◆ What this exercise asks:
a – In the text on AI chip cooling, reproduce everything from "The physics are" down to "gain comes from.".
b – According to the text on AI chip cooling, where was the diamond-copper composite coating deployed?

◆ Provided text:
The global computing industry's pursuit of AI breakthroughs is hitting a "thermal wall." That phrase comes directly from a team at the Chinese Academy of Sciences, and they are not being dramatic. Every watt pushed through a GPU die has to go somewhere. The path from silicon to heat sink is governed by a thin layer of thermal interface material, and that layer is now the bottleneck holding back the entire AI hardware stack. A functional carbon materials team at the Ningbo Institute of Industrial Technology, part of CAS, has responded with a diamond-copper composite coating that improved cooling efficiency by 80% when deployed at an AI computing node in Zhengzhou, Henan province. The composite also delivered a 10% improvement in chip performance. Numbers like that demand both scrutiny and a serious look at what this team actually built.
Thermal interface materials sit in the most consequential gap in data center hardware. Between the chip die and the cold plate (or heat sink), there is a microscopic space riddled with surface imperfections, air pockets, voids, and tiny canyons of thermal resistance that throttle heat transfer before it even begins. TIMs exist to fill that gap with something that conducts heat far better than air, which manages roughly 0.025 W/mK. Traditional TIMs, the thermal pastes and pads used across commercial servers, typically deliver thermal conductivity in the range of 1 to 10 W/mK. Good enough for 200W chips. Increasingly inadequate as NVIDIA's watt roadmap pushes single-GPU thermal design power past 1,000 watts.
The physics are plain. Higher heat flux at the die surface demands lower thermal resistance at every layer in the conduction path. The TIM layer, because it is so thin and sits at the most critical junction, contributes a disproportionate share of total thermal resistance. Improve the TIM, and you lower junction temperatures across the board. Lower junction temperatures mean the chip runs faster at the same power, or the same speed with less cooling overhead. That is where the 10% chip performance gain comes from.

◆ Dataset extract:
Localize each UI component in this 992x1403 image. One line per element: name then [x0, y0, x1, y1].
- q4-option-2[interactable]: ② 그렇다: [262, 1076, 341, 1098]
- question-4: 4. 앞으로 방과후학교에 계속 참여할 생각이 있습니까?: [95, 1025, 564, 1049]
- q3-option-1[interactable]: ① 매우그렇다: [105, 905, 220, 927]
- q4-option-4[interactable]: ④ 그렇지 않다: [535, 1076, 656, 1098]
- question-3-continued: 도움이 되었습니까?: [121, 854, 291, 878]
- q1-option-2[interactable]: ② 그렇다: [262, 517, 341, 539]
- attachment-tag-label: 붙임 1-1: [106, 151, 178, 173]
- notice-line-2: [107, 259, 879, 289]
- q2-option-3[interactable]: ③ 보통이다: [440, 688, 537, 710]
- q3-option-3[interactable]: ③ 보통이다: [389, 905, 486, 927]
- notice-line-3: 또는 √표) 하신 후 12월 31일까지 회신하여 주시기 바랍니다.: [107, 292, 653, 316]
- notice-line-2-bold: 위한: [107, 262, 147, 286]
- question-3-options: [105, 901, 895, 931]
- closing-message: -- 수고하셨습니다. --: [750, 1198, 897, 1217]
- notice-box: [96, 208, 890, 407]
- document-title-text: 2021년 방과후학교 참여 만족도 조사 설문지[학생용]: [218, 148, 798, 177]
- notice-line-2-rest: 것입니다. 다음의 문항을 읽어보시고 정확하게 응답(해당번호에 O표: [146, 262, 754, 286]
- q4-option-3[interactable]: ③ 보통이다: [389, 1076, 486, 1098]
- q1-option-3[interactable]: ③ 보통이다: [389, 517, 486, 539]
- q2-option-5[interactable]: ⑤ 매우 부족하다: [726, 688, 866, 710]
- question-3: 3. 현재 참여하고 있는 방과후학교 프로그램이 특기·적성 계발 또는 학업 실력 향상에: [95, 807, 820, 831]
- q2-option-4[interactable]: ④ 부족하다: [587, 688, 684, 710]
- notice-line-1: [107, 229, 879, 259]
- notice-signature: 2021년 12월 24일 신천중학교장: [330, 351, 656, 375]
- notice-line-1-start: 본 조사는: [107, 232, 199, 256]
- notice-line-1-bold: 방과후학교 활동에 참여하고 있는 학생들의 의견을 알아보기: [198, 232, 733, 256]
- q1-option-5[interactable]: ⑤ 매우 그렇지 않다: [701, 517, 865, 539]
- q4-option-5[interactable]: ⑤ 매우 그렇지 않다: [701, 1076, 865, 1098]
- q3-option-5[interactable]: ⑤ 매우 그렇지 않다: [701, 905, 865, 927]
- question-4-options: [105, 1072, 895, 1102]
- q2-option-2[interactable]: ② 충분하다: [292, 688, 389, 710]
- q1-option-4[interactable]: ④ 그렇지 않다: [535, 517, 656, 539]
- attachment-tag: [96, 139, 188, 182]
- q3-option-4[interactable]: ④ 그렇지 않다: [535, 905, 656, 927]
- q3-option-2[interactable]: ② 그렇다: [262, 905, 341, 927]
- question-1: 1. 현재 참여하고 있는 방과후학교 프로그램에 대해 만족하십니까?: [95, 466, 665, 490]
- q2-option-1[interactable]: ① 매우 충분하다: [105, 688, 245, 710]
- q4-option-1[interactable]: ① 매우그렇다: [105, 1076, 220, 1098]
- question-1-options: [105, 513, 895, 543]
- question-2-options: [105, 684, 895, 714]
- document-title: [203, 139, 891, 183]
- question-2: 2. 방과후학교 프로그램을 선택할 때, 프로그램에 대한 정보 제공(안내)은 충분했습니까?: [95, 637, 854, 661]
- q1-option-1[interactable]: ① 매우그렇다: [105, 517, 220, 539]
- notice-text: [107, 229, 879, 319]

◆ Exercise results:
a –
The physics are plain. Higher heat flux at the die surface demands lower thermal resistance at every layer in the conduction path. The TIM layer, because it is so thin and sits at the most critical junction, contributes a disproportionate share of total thermal resistance. Improve the TIM, and you lower junction temperatures across the board. Lower junction temperatures mean the chip runs faster at the same power, or the same speed with less cooling overhead. That is where the 10% chip performance gain comes from.

b – At an AI computing node in Zhengzhou, Henan province.